- What the task requires: Restate, word for word, all of the material shown below.

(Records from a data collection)

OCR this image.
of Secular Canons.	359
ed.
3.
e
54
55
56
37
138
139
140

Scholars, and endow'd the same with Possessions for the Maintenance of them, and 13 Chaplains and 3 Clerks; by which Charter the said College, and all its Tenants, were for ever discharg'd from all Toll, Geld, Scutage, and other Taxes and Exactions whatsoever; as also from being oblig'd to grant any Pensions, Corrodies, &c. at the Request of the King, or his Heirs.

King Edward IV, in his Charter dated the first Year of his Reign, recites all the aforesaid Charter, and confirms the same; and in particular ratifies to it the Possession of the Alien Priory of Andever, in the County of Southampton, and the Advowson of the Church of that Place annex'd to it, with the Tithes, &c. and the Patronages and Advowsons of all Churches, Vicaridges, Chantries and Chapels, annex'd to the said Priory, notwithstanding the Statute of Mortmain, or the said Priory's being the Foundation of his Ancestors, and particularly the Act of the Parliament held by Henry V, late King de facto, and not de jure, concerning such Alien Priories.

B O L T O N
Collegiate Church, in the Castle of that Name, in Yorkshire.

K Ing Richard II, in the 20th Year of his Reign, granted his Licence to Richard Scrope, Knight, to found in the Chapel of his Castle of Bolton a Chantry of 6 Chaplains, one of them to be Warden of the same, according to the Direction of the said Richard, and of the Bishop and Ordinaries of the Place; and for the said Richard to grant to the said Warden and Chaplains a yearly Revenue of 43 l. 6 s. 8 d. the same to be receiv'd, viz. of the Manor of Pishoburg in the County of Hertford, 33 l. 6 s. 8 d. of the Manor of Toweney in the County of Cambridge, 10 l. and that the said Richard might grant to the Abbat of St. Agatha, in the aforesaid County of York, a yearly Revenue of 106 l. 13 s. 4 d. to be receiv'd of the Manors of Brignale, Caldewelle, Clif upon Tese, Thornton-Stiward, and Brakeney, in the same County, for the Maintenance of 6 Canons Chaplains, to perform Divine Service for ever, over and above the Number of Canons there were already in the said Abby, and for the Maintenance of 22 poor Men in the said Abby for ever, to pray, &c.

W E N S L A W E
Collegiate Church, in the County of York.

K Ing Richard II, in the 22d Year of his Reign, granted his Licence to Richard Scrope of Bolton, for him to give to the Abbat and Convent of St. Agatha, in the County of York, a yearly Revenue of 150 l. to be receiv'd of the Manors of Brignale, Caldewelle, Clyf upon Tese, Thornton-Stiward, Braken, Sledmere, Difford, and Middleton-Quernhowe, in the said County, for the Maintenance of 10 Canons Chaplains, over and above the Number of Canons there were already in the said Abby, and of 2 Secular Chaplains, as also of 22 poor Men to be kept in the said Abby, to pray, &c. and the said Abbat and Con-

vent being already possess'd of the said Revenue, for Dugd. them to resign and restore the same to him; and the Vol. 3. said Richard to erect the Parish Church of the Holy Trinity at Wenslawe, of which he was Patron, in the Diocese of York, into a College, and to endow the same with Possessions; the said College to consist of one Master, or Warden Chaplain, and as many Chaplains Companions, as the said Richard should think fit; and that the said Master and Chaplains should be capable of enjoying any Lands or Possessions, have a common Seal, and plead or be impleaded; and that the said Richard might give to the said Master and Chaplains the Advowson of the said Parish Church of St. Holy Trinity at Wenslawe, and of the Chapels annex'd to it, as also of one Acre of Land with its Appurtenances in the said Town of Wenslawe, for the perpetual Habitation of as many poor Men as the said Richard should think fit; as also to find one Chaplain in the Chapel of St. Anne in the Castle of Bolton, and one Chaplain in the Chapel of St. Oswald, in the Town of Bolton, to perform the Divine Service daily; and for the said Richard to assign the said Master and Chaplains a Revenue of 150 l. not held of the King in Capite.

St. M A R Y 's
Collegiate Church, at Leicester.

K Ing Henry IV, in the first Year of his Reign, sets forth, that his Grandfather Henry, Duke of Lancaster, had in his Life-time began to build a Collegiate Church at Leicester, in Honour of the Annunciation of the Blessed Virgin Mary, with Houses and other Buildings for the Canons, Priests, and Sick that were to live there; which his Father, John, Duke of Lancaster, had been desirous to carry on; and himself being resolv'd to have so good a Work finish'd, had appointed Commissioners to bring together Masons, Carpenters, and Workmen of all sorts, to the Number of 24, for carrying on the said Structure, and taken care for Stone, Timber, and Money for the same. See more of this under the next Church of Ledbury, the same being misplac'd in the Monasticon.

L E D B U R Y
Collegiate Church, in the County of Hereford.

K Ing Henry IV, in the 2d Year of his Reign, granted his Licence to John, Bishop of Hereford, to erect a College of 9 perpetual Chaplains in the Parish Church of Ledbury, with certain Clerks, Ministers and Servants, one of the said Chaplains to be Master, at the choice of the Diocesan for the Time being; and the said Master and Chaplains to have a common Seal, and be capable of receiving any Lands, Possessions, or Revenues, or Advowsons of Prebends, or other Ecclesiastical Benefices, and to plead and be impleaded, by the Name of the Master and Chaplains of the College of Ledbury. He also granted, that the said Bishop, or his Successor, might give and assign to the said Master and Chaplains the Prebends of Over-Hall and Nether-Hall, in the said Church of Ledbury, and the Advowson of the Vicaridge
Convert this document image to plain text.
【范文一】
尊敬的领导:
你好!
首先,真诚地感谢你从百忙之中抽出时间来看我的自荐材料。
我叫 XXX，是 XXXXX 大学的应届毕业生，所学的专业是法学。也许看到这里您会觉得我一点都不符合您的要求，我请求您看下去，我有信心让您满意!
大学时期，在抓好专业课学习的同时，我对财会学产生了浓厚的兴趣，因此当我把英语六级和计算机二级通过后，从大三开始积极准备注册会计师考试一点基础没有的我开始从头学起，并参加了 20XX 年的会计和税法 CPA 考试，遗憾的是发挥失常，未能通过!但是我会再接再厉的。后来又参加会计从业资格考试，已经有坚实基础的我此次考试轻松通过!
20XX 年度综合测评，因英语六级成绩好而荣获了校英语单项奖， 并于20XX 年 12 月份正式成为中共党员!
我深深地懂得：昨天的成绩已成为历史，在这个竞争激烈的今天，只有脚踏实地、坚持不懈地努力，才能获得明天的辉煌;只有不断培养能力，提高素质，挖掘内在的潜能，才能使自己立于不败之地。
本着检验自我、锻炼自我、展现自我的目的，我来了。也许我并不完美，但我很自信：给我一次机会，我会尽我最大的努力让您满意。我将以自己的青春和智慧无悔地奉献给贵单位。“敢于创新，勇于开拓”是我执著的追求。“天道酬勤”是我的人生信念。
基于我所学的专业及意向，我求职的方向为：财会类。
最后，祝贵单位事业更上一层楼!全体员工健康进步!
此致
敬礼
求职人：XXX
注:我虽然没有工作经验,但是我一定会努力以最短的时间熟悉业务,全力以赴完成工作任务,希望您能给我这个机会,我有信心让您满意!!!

- Written solution:
OCR this image.
of Secular Canons.	359
ed.
3.
e
54
55
56
37
138
139
140

Scholars, and endow'd the same with Possessions for the Maintenance of them, and 13 Chaplains and 3 Clerks; by which Charter the said College, and all its Tenants, were for ever discharg'd from all Toll, Geld, Scutage, and other Taxes and Exactions whatsoever; as also from being oblig'd to grant any Pensions, Corrodies, &c. at the Request of the King, or his Heirs.

King Edward IV, in his Charter dated the first Year of his Reign, recites all the aforesaid Charter, and confirms the same; and in particular ratifies to it the Possession of the Alien Priory of Andever, in the County of Southampton, and the Advowson of the Church of that Place annex'd to it, with the Tithes, &c. and the Patronages and Advowsons of all Churches, Vicaridges, Chantries and Chapels, annex'd to the said Priory, notwithstanding the Statute of Mortmain, or the said Priory's being the Foundation of his Ancestors, and particularly the Act of the Parliament held by Henry V, late King de facto, and not de jure, concerning such Alien Priories.

B O L T O N
Collegiate Church, in the Castle of that Name, in Yorkshire.

K Ing Richard II, in the 20th Year of his Reign, granted his Licence to Richard Scrope, Knight, to found in the Chapel of his Castle of Bolton a Chantry of 6 Chaplains, one of them to be Warden of the same, according to the Direction of the said Richard, and of the Bishop and Ordinaries of the Place; and for the said Richard to grant to the said Warden and Chaplains a yearly Revenue of 43 l. 6 s. 8 d. the same to be receiv'd, viz. of the Manor of Pishoburg in the County of Hertford, 33 l. 6 s. 8 d. of the Manor of Toweney in the County of Cambridge, 10 l. and that the said Richard might grant to the Abbat of St. Agatha, in the aforesaid County of York, a yearly Revenue of 106 l. 13 s. 4 d. to be receiv'd of the Manors of Brignale, Caldewelle, Clif upon Tese, Thornton-Stiward, and Brakeney, in the same County, for the Maintenance of 6 Canons Chaplains, to perform Divine Service for ever, over and above the Number of Canons there were already in the said Abby, and for the Maintenance of 22 poor Men in the said Abby for ever, to pray, &c.

W E N S L A W E
Collegiate Church, in the County of York.

K Ing Richard II, in the 22d Year of his Reign, granted his Licence to Richard Scrope of Bolton, for him to give to the Abbat and Convent of St. Agatha, in the County of York, a yearly Revenue of 150 l. to be receiv'd of the Manors of Brignale, Caldewelle, Clyf upon Tese, Thornton-Stiward, Braken, Sledmere, Difford, and Middleton-Quernhowe, in the said County, for the Maintenance of 10 Canons Chaplains, over and above the Number of Canons there were already in the said Abby, and of 2 Secular Chaplains, as also of 22 poor Men to be kept in the said Abby, to pray, &c. and the said Abbat and Con-

vent being already possess'd of the said Revenue, for Dugd. them to resign and restore the same to him; and the Vol. 3. said Richard to erect the Parish Church of the Holy Trinity at Wenslawe, of which he was Patron, in the Diocese of York, into a College, and to endow the same with Possessions; the said College to consist of one Master, or Warden Chaplain, and as many Chaplains Companions, as the said Richard should think fit; and that the said Master and Chaplains should be capable of enjoying any Lands or Possessions, have a common Seal, and plead or be impleaded; and that the said Richard might give to the said Master and Chaplains the Advowson of the said Parish Church of St. Holy Trinity at Wenslawe, and of the Chapels annex'd to it, as also of one Acre of Land with its Appurtenances in the said Town of Wenslawe, for the perpetual Habitation of as many poor Men as the said Richard should think fit; as also to find one Chaplain in the Chapel of St. Anne in the Castle of Bolton, and one Chaplain in the Chapel of St. Oswald, in the Town of Bolton, to perform the Divine Service daily; and for the said Richard to assign the said Master and Chaplains a Revenue of 150 l. not held of the King in Capite.

St. M A R Y 's
Collegiate Church, at Leicester.

K Ing Henry IV, in the first Year of his Reign, sets forth, that his Grandfather Henry, Duke of Lancaster, had in his Life-time began to build a Collegiate Church at Leicester, in Honour of the Annunciation of the Blessed Virgin Mary, with Houses and other Buildings for the Canons, Priests, and Sick that were to live there; which his Father, John, Duke of Lancaster, had been desirous to carry on; and himself being resolv'd to have so good a Work finish'd, had appointed Commissioners to bring together Masons, Carpenters, and Workmen of all sorts, to the Number of 24, for carrying on the said Structure, and taken care for Stone, Timber, and Money for the same. See more of this under the next Church of Ledbury, the same being misplac'd in the Monasticon.

L E D B U R Y
Collegiate Church, in the County of Hereford.

K Ing Henry IV, in the 2d Year of his Reign, granted his Licence to John, Bishop of Hereford, to erect a College of 9 perpetual Chaplains in the Parish Church of Ledbury, with certain Clerks, Ministers and Servants, one of the said Chaplains to be Master, at the choice of the Diocesan for the Time being; and the said Master and Chaplains to have a common Seal, and be capable of receiving any Lands, Possessions, or Revenues, or Advowsons of Prebends, or other Ecclesiastical Benefices, and to plead and be impleaded, by the Name of the Master and Chaplains of the College of Ledbury. He also granted, that the said Bishop, or his Successor, might give and assign to the said Master and Chaplains the Prebends of Over-Hall and Nether-Hall, in the said Church of Ledbury, and the Advowson of the Vicaridge
Convert this document image to plain text.
【范文一】
尊敬的领导:
你好!
首先,真诚地感谢你从百忙之中抽出时间来看我的自荐材料。
我叫 XXX，是 XXXXX 大学的应届毕业生，所学的专业是法学。也许看到这里您会觉得我一点都不符合您的要求，我请求您看下去，我有信心让您满意!
大学时期，在抓好专业课学习的同时，我对财会学产生了浓厚的兴趣，因此当我把英语六级和计算机二级通过后，从大三开始积极准备注册会计师考试一点基础没有的我开始从头学起，并参加了 20XX 年的会计和税法 CPA 考试，遗憾的是发挥失常，未能通过!但是我会再接再厉的。后来又参加会计从业资格考试，已经有坚实基础的我此次考试轻松通过!
20XX 年度综合测评，因英语六级成绩好而荣获了校英语单项奖， 并于20XX 年 12 月份正式成为中共党员!
我深深地懂得：昨天的成绩已成为历史，在这个竞争激烈的今天，只有脚踏实地、坚持不懈地努力，才能获得明天的辉煌;只有不断培养能力，提高素质，挖掘内在的潜能，才能使自己立于不败之地。
本着检验自我、锻炼自我、展现自我的目的，我来了。也许我并不完美，但我很自信：给我一次机会，我会尽我最大的努力让您满意。我将以自己的青春和智慧无悔地奉献给贵单位。“敢于创新，勇于开拓”是我执著的追求。“天道酬勤”是我的人生信念。
基于我所学的专业及意向，我求职的方向为：财会类。
最后，祝贵单位事业更上一层楼!全体员工健康进步!
此致
敬礼
求职人：XXX
注:我虽然没有工作经验,但是我一定会努力以最短的时间熟悉业务,全力以赴完成工作任务,希望您能给我这个机会,我有信心让您满意!!!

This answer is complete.